Direction: Emit the data below verbatim, stripping out any pictures.

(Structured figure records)

>> start

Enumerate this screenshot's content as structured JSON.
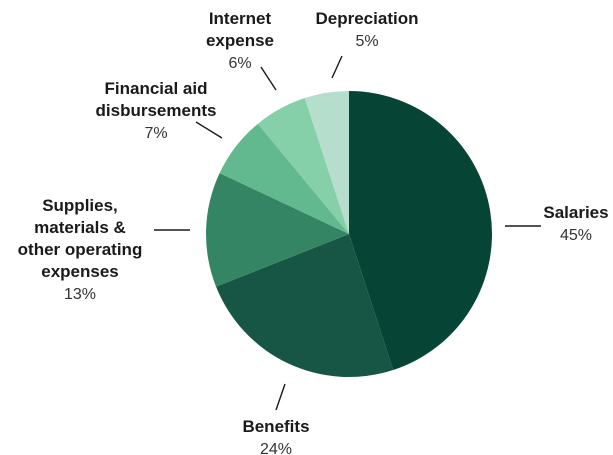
{
  "chart_data": {
    "type": "pie",
    "title": "",
    "start_angle_deg": 0,
    "direction": "clockwise",
    "slices": [
      {
        "label": [
          "Salaries"
        ],
        "value": 45,
        "pct_label": "45%",
        "color": "#064535"
      },
      {
        "label": [
          "Benefits"
        ],
        "value": 24,
        "pct_label": "24%",
        "color": "#175644"
      },
      {
        "label": [
          "Supplies,",
          "materials &",
          "other operating",
          "expenses"
        ],
        "value": 13,
        "pct_label": "13%",
        "color": "#348563"
      },
      {
        "label": [
          "Financial aid",
          "disbursements"
        ],
        "value": 7,
        "pct_label": "7%",
        "color": "#62b88f"
      },
      {
        "label": [
          "Internet",
          "expense"
        ],
        "value": 6,
        "pct_label": "6%",
        "color": "#86d0a9"
      },
      {
        "label": [
          "Depreciation"
        ],
        "value": 5,
        "pct_label": "5%",
        "color": "#b6decc"
      }
    ]
  }
}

>> end

Output of the task:
Enumerate this screenshot's content as structured JSON.
{
  "chart_data": {
    "type": "pie",
    "title": "",
    "start_angle_deg": 0,
    "direction": "clockwise",
    "slices": [
      {
        "label": [
          "Salaries"
        ],
        "value": 45,
        "pct_label": "45%",
        "color": "#064535"
      },
      {
        "label": [
          "Benefits"
        ],
        "value": 24,
        "pct_label": "24%",
        "color": "#175644"
      },
      {
        "label": [
          "Supplies,",
          "materials &",
          "other operating",
          "expenses"
        ],
        "value": 13,
        "pct_label": "13%",
        "color": "#348563"
      },
      {
        "label": [
          "Financial aid",
          "disbursements"
        ],
        "value": 7,
        "pct_label": "7%",
        "color": "#62b88f"
      },
      {
        "label": [
          "Internet",
          "expense"
        ],
        "value": 6,
        "pct_label": "6%",
        "color": "#86d0a9"
      },
      {
        "label": [
          "Depreciation"
        ],
        "value": 5,
        "pct_label": "5%",
        "color": "#b6decc"
      }
    ]
  }
}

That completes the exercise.